THE RECORDS below:
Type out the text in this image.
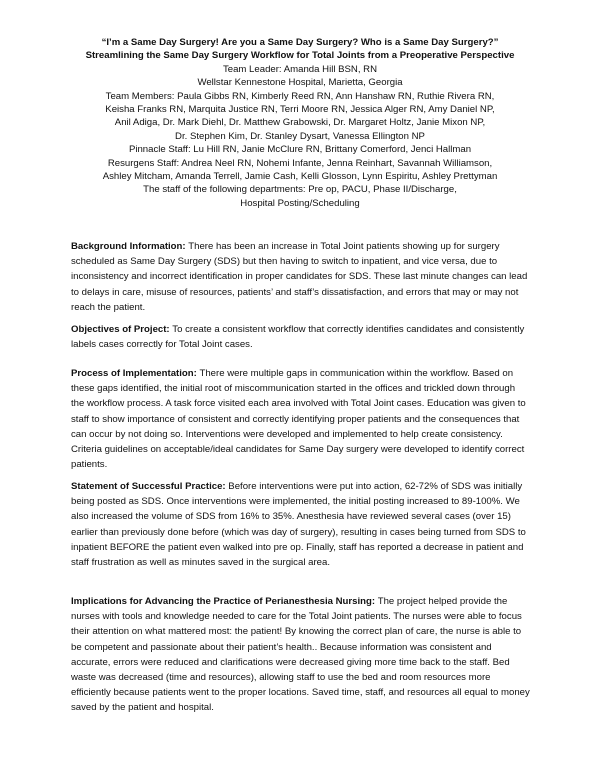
“I’m a Same Day Surgery! Are you a Same Day Surgery? Who is a Same Day Surgery?”
Streamlining the Same Day Surgery Workflow for Total Joints from a Preoperative Perspective
Team Leader: Amanda Hill BSN, RN
Wellstar Kennestone Hospital, Marietta, Georgia
Team Members: Paula Gibbs RN, Kimberly Reed RN, Ann Hanshaw RN, Ruthie Rivera RN,
Keisha Franks RN, Marquita Justice RN, Terri Moore RN, Jessica Alger RN, Amy Daniel NP,
Anil Adiga, Dr. Mark Diehl, Dr. Matthew Grabowski, Dr. Margaret Holtz, Janie Mixon NP,
Dr. Stephen Kim, Dr. Stanley Dysart, Vanessa Ellington NP
Pinnacle Staff: Lu Hill RN, Janie McClure RN, Brittany Comerford, Jenci Hallman
Resurgens Staff: Andrea Neel RN, Nohemi Infante, Jenna Reinhart, Savannah Williamson,
Ashley Mitcham, Amanda Terrell, Jamie Cash, Kelli Glosson, Lynn Espiritu, Ashley Prettyman
The staff of the following departments: Pre op, PACU, Phase II/Discharge,
Hospital Posting/Scheduling
Background Information: There has been an increase in Total Joint patients showing up for surgery scheduled as Same Day Surgery (SDS) but then having to switch to inpatient, and vice versa, due to inconsistency and incorrect identification in proper candidates for SDS. These last minute changes can lead to delays in care, misuse of resources, patients’ and staff’s dissatisfaction, and errors that may or may not reach the patient.
Objectives of Project: To create a consistent workflow that correctly identifies candidates and consistently labels cases correctly for Total Joint cases.
Process of Implementation: There were multiple gaps in communication within the workflow. Based on these gaps identified, the initial root of miscommunication started in the offices and trickled down through the workflow process. A task force visited each area involved with Total Joint cases. Education was given to staff to show importance of consistent and correctly identifying proper patients and the consequences that can occur by not doing so. Interventions were developed and implemented to help create consistency. Criteria guidelines on acceptable/ideal candidates for Same Day surgery were developed to identify correct patients.
Statement of Successful Practice: Before interventions were put into action, 62-72% of SDS was initially being posted as SDS. Once interventions were implemented, the initial posting increased to 89-100%. We also increased the volume of SDS from 16% to 35%. Anesthesia have reviewed several cases (over 15) earlier than previously done before (which was day of surgery), resulting in cases being turned from SDS to inpatient BEFORE the patient even walked into pre op. Finally, staff has reported a decrease in patient and staff frustration as well as minutes saved in the surgical area.
Implications for Advancing the Practice of Perianesthesia Nursing: The project helped provide the nurses with tools and knowledge needed to care for the Total Joint patients. The nurses were able to focus their attention on what mattered most: the patient! By knowing the correct plan of care, the nurse is able to be competent and passionate about their patient’s health.. Because information was consistent and accurate, errors were reduced and clarifications were decreased giving more time back to the staff. Bed waste was decreased (time and resources), allowing staff to use the bed and room resources more efficiently because patients went to the proper locations. Saved time, staff, and resources all equal to money saved by the patient and hospital.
End of THE RECORDS.
=== TASK BRIEF ===
Please retype the records above exactly, leaving every image out.

=== RESPONSE BOX ===
Type out the text in this image.
“I’m a Same Day Surgery! Are you a Same Day Surgery? Who is a Same Day Surgery?”
Streamlining the Same Day Surgery Workflow for Total Joints from a Preoperative Perspective
Team Leader: Amanda Hill BSN, RN
Wellstar Kennestone Hospital, Marietta, Georgia
Team Members: Paula Gibbs RN, Kimberly Reed RN, Ann Hanshaw RN, Ruthie Rivera RN,
Keisha Franks RN, Marquita Justice RN, Terri Moore RN, Jessica Alger RN, Amy Daniel NP,
Anil Adiga, Dr. Mark Diehl, Dr. Matthew Grabowski, Dr. Margaret Holtz, Janie Mixon NP,
Dr. Stephen Kim, Dr. Stanley Dysart, Vanessa Ellington NP
Pinnacle Staff: Lu Hill RN, Janie McClure RN, Brittany Comerford, Jenci Hallman
Resurgens Staff: Andrea Neel RN, Nohemi Infante, Jenna Reinhart, Savannah Williamson,
Ashley Mitcham, Amanda Terrell, Jamie Cash, Kelli Glosson, Lynn Espiritu, Ashley Prettyman
The staff of the following departments: Pre op, PACU, Phase II/Discharge,
Hospital Posting/Scheduling
Background Information: There has been an increase in Total Joint patients showing up for surgery scheduled as Same Day Surgery (SDS) but then having to switch to inpatient, and vice versa, due to inconsistency and incorrect identification in proper candidates for SDS. These last minute changes can lead to delays in care, misuse of resources, patients’ and staff’s dissatisfaction, and errors that may or may not reach the patient.
Objectives of Project: To create a consistent workflow that correctly identifies candidates and consistently labels cases correctly for Total Joint cases.
Process of Implementation: There were multiple gaps in communication within the workflow. Based on these gaps identified, the initial root of miscommunication started in the offices and trickled down through the workflow process. A task force visited each area involved with Total Joint cases. Education was given to staff to show importance of consistent and correctly identifying proper patients and the consequences that can occur by not doing so. Interventions were developed and implemented to help create consistency. Criteria guidelines on acceptable/ideal candidates for Same Day surgery were developed to identify correct patients.
Statement of Successful Practice: Before interventions were put into action, 62-72% of SDS was initially being posted as SDS. Once interventions were implemented, the initial posting increased to 89-100%. We also increased the volume of SDS from 16% to 35%. Anesthesia have reviewed several cases (over 15) earlier than previously done before (which was day of surgery), resulting in cases being turned from SDS to inpatient BEFORE the patient even walked into pre op. Finally, staff has reported a decrease in patient and staff frustration as well as minutes saved in the surgical area.
Implications for Advancing the Practice of Perianesthesia Nursing: The project helped provide the nurses with tools and knowledge needed to care for the Total Joint patients. The nurses were able to focus their attention on what mattered most: the patient! By knowing the correct plan of care, the nurse is able to be competent and passionate about their patient’s health.. Because information was consistent and accurate, errors were reduced and clarifications were decreased giving more time back to the staff. Bed waste was decreased (time and resources), allowing staff to use the bed and room resources more efficiently because patients went to the proper locations. Saved time, staff, and resources all equal to money saved by the patient and hospital.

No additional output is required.